Collection entries

----------------

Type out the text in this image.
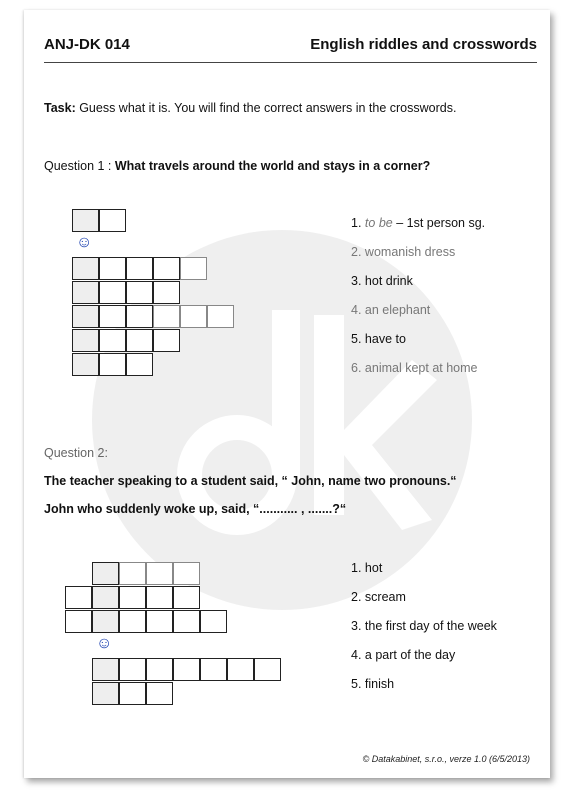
ANJ-DK 014	English riddles and crosswords
Task: Guess what it is. You will find the correct answers in the crosswords.
Question 1 : What travels around the world and stays in a corner?
☺
1. to be – 1st person sg.
2. womanish dress
3. hot drink
4. an elephant
5. have to
6. animal kept at home
Question 2:
The teacher speaking to a student said, “ John, name two pronouns.“
John who suddenly woke up, said, “........... , .......?“
☺
1. hot
2. scream
3. the first day of the week
4. a part of the day
5. finish
© Datakabinet, s.r.o., verze 1.0 (6/5/2013)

----------------

**WORK TO BE COMPLETED**
Copy out all lines where the word "John" appears.

**RESULT OF THIS TASK**
The teacher speaking to a student said, “ John, name two pronouns.“
John who suddenly woke up, said, “........... , .......?“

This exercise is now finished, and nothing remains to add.